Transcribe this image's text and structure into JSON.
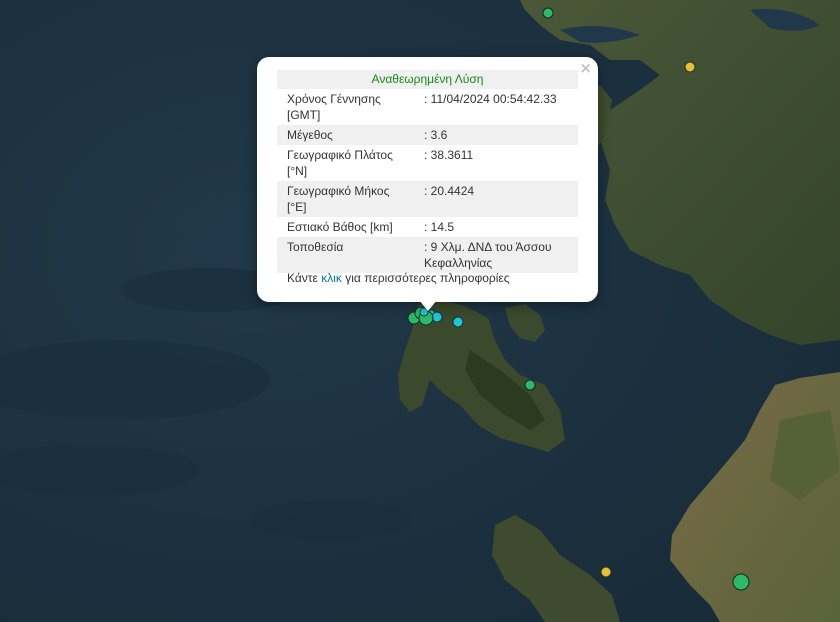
{
  "popup": {
    "title": "Αναθεωρημένη Λύση",
    "close_symbol": "×",
    "rows": [
      {
        "label": "Χρόνος Γέννησης [GMT]",
        "value": ": 11/04/2024 00:54:42.33"
      },
      {
        "label": "Μέγεθος",
        "value": ": 3.6"
      },
      {
        "label": "Γεωγραφικό Πλάτος [°N]",
        "value": ": 38.3611"
      },
      {
        "label": "Γεωγραφικό Μήκος [°E]",
        "value": ": 20.4424"
      },
      {
        "label": "Εστιακό Βάθος [km]",
        "value": ": 14.5"
      },
      {
        "label": "Τοποθεσία",
        "value": ": 9 Χλμ. ΔΝΔ του Άσσου Κεφαλληνίας"
      }
    ],
    "more_prefix": "Κάντε",
    "more_link": "κλικ",
    "more_suffix": "για περισσότερες πληροφορίες"
  },
  "colors": {
    "sea": "#1c3140",
    "land": "#3e4c30",
    "land_dark": "#2e3c25",
    "marker_cyan": "#22c4d4",
    "marker_green": "#2db86a",
    "marker_yellow": "#e0c23a",
    "title_green": "#158a15",
    "link_blue": "#0078a8"
  },
  "icons": {
    "close": "close-icon",
    "marker": "earthquake-marker-icon"
  }
}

Written exercise: Repeat everything in the records precisely. Images are excluded from the copy.

Correct output:
Transcribe this image's text and structure into JSON.
{
  "popup": {
    "title": "Αναθεωρημένη Λύση",
    "close_symbol": "×",
    "rows": [
      {
        "label": "Χρόνος Γέννησης [GMT]",
        "value": ": 11/04/2024 00:54:42.33"
      },
      {
        "label": "Μέγεθος",
        "value": ": 3.6"
      },
      {
        "label": "Γεωγραφικό Πλάτος [°N]",
        "value": ": 38.3611"
      },
      {
        "label": "Γεωγραφικό Μήκος [°E]",
        "value": ": 20.4424"
      },
      {
        "label": "Εστιακό Βάθος [km]",
        "value": ": 14.5"
      },
      {
        "label": "Τοποθεσία",
        "value": ": 9 Χλμ. ΔΝΔ του Άσσου Κεφαλληνίας"
      }
    ],
    "more_prefix": "Κάντε",
    "more_link": "κλικ",
    "more_suffix": "για περισσότερες πληροφορίες"
  },
  "colors": {
    "sea": "#1c3140",
    "land": "#3e4c30",
    "land_dark": "#2e3c25",
    "marker_cyan": "#22c4d4",
    "marker_green": "#2db86a",
    "marker_yellow": "#e0c23a",
    "title_green": "#158a15",
    "link_blue": "#0078a8"
  },
  "icons": {
    "close": "close-icon",
    "marker": "earthquake-marker-icon"
  }
}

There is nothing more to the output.